Extracted data entries:
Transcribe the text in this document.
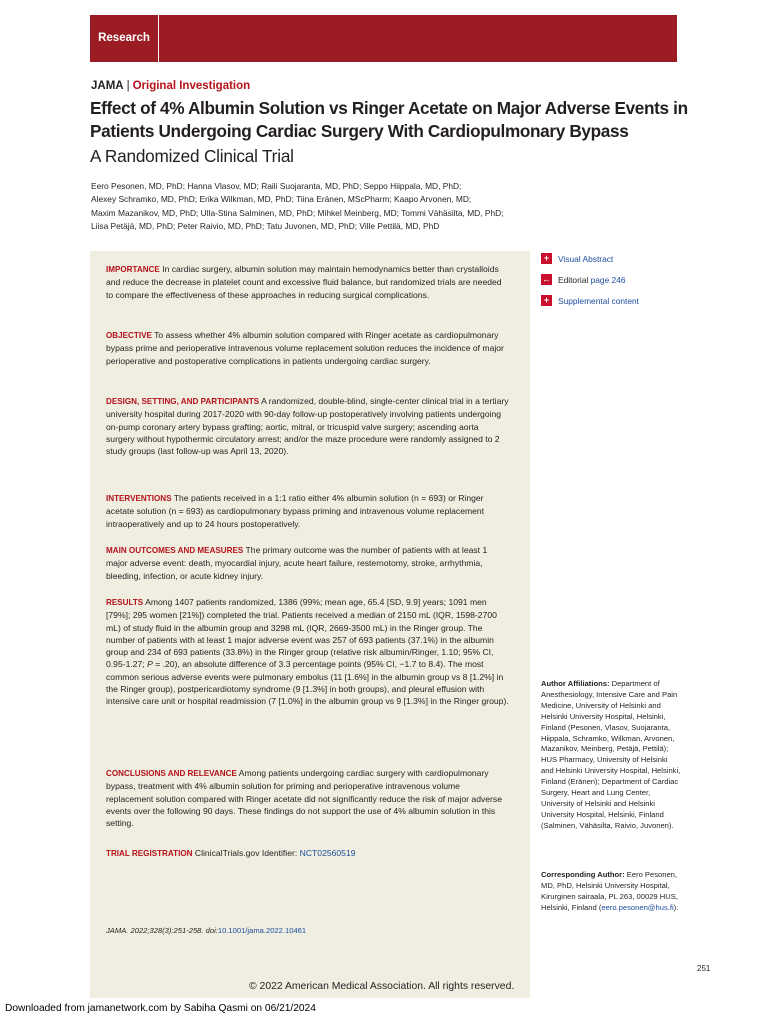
Research
JAMA | Original Investigation
Effect of 4% Albumin Solution vs Ringer Acetate on Major Adverse Events in Patients Undergoing Cardiac Surgery With Cardiopulmonary Bypass
A Randomized Clinical Trial
Eero Pesonen, MD, PhD; Hanna Vlasov, MD; Raili Suojaranta, MD, PhD; Seppo Hiippala, MD, PhD;
Alexey Schramko, MD, PhD; Erika Wilkman, MD, PhD; Tiina Eränen, MScPharm; Kaapo Arvonen, MD;
Maxim Mazanikov, MD, PhD; Ulla-Stina Salminen, MD, PhD; Mihkel Meinberg, MD; Tommi Vähäsilta, MD, PhD;
Liisa Petäjä, MD, PhD; Peter Raivio, MD, PhD; Tatu Juvonen, MD, PhD; Ville Pettilä, MD, PhD
+	Visual Abstract
← Editorial page 246
+	Supplemental content

IMPORTANCE In cardiac surgery, albumin solution may maintain hemodynamics better than crystalloids and reduce the decrease in platelet count and excessive fluid balance, but randomized trials are needed to compare the effectiveness of these approaches in reducing surgical complications.

OBJECTIVE To assess whether 4% albumin solution compared with Ringer acetate as cardiopulmonary bypass prime and perioperative intravenous volume replacement solution reduces the incidence of major perioperative and postoperative complications in patients undergoing cardiac surgery.

DESIGN, SETTING, AND PARTICIPANTS A randomized, double-blind, single-center clinical trial in a tertiary university hospital during 2017-2020 with 90-day follow-up postoperatively involving patients undergoing on-pump coronary artery bypass grafting; aortic, mitral, or tricuspid valve surgery; ascending aorta surgery without hypothermic circulatory arrest; and/or the maze procedure were randomly assigned to 2 study groups (last follow-up was April 13, 2020).

INTERVENTIONS The patients received in a 1:1 ratio either 4% albumin solution (n = 693) or Ringer acetate solution (n = 693) as cardiopulmonary bypass priming and intravenous volume replacement intraoperatively and up to 24 hours postoperatively.

MAIN OUTCOMES AND MEASURES The primary outcome was the number of patients with at least 1 major adverse event: death, myocardial injury, acute heart failure, resternotomy, stroke, arrhythmia, bleeding, infection, or acute kidney injury.

RESULTS Among 1407 patients randomized, 1386 (99%; mean age, 65.4 [SD, 9.9] years; 1091 men [79%]; 295 women [21%]) completed the trial. Patients received a median of 2150 mL (IQR, 1598-2700 mL) of study fluid in the albumin group and 3298 mL (IQR, 2669-3500 mL) in the Ringer group. The number of patients with at least 1 major adverse event was 257 of 693 patients (37.1%) in the albumin group and 234 of 693 patients (33.8%) in the Ringer group (relative risk albumin/Ringer, 1.10; 95% CI, 0.95-1.27; P = .20), an absolute difference of 3.3 percentage points (95% CI, −1.7 to 8.4). The most common serious adverse events were pulmonary embolus (11 [1.6%] in the albumin group vs 8 [1.2%] in the Ringer group), postpericardiotomy syndrome (9 [1.3%] in both groups), and pleural effusion with intensive care unit or hospital readmission (7 [1.0%] in the albumin group vs 9 [1.3%] in the Ringer group).

CONCLUSIONS AND RELEVANCE Among patients undergoing cardiac surgery with cardiopulmonary bypass, treatment with 4% albumin solution for priming and perioperative intravenous volume replacement solution compared with Ringer acetate did not significantly reduce the risk of major adverse events over the following 90 days. These findings do not support the use of 4% albumin solution in this setting.

TRIAL REGISTRATION ClinicalTrials.gov Identifier: NCT02560519

JAMA. 2022;328(3):251-258. doi:10.1001/jama.2022.10461
Author Affiliations: Department of Anesthesiology, Intensive Care and Pain Medicine, University of Helsinki and Helsinki University Hospital, Helsinki, Finland (Pesonen, Vlasov, Suojaranta, Hiippala, Schramko, Wilkman, Arvonen, Mazanikov, Meinberg, Petäjä, Pettilä); HUS Pharmacy, University of Helsinki and Helsinki University Hospital, Helsinki, Finland (Eränen); Department of Cardiac Surgery, Heart and Lung Center, University of Helsinki and Helsinki University Hospital, Helsinki, Finland (Salminen, Vähäsilta, Raivio, Juvonen).
Corresponding Author: Eero Pesonen, MD, PhD, Helsinki University Hospital, Kirurginen sairaala, PL 263, 00029 HUS, Helsinki, Finland (eero.pesonen@hus.fi).
251
© 2022 American Medical Association. All rights reserved.
Downloaded from jamanetwork.com by Sabiha Qasmi on 06/21/2024
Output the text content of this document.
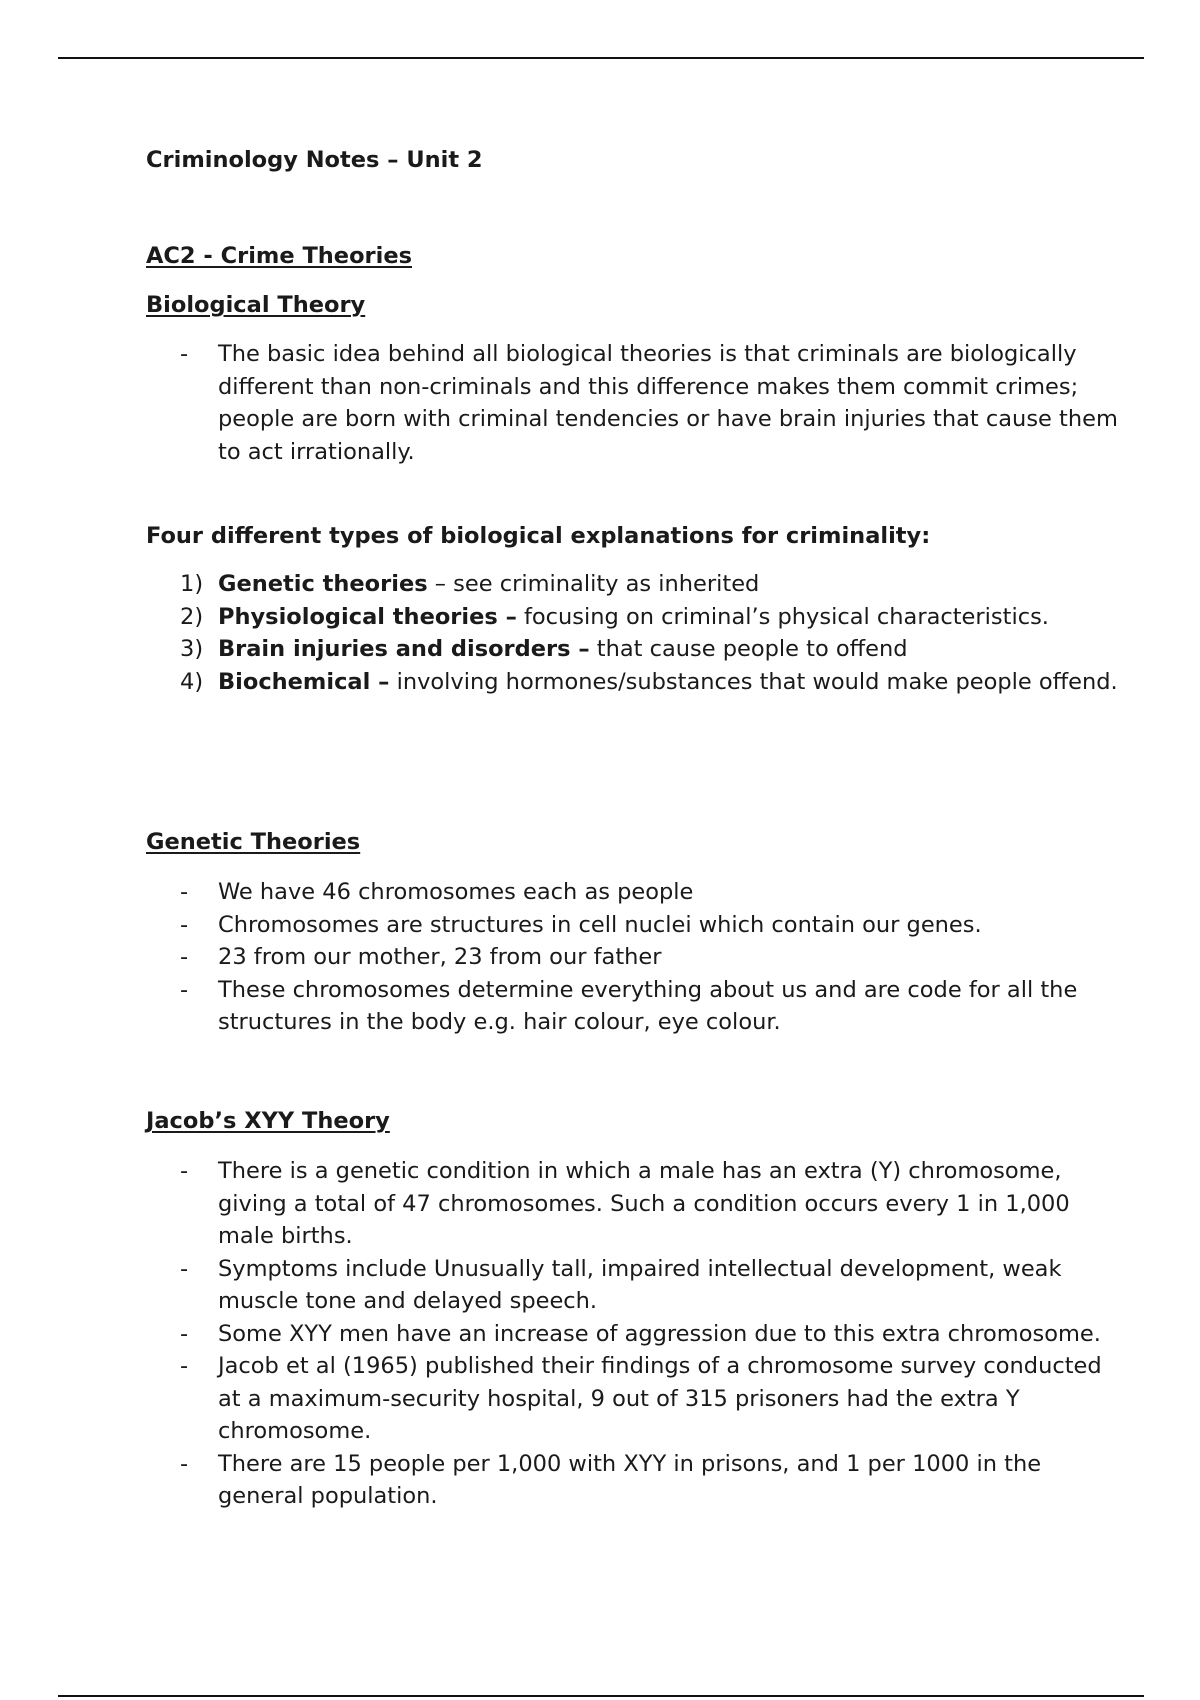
Criminology Notes – Unit 2
AC2 - Crime Theories
Biological Theory
- The basic idea behind all biological theories is that criminals are biologically different than non-criminals and this difference makes them commit crimes; people are born with criminal tendencies or have brain injuries that cause them to act irrationally.
Four different types of biological explanations for criminality:
1) Genetic theories – see criminality as inherited
2) Physiological theories – focusing on criminal’s physical characteristics.
3) Brain injuries and disorders – that cause people to offend
4) Biochemical – involving hormones/substances that would make people offend.
Genetic Theories
- We have 46 chromosomes each as people
- Chromosomes are structures in cell nuclei which contain our genes.
- 23 from our mother, 23 from our father
- These chromosomes determine everything about us and are code for all the structures in the body e.g. hair colour, eye colour.
Jacob’s XYY Theory
- There is a genetic condition in which a male has an extra (Y) chromosome, giving a total of 47 chromosomes. Such a condition occurs every 1 in 1,000 male births.
- Symptoms include Unusually tall, impaired intellectual development, weak muscle tone and delayed speech.
- Some XYY men have an increase of aggression due to this extra chromosome.
- Jacob et al (1965) published their findings of a chromosome survey conducted at a maximum-security hospital, 9 out of 315 prisoners had the extra Y chromosome.
- There are 15 people per 1,000 with XYY in prisons, and 1 per 1000 in the general population.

◆ Work order
Go through the entries above and report each line with the string "Author" in it.

◆ Response for this exercise
Author Affiliations: Department of Anesthesiology, Intensive Care and Pain Medicine, University of Helsinki and Helsinki University Hospital, Helsinki, Finland (Pesonen, Vlasov, Suojaranta, Hiippala, Schramko, Wilkman, Arvonen, Mazanikov, Meinberg, Petäjä, Pettilä); HUS Pharmacy, University of Helsinki and Helsinki University Hospital, Helsinki, Finland (Eränen); Department of Cardiac Surgery, Heart and Lung Center, University of Helsinki and Helsinki University Hospital, Helsinki, Finland (Salminen, Vähäsilta, Raivio, Juvonen).
Corresponding Author: Eero Pesonen, MD, PhD, Helsinki University Hospital, Kirurginen sairaala, PL 263, 00029 HUS, Helsinki, Finland (eero.pesonen@hus.fi).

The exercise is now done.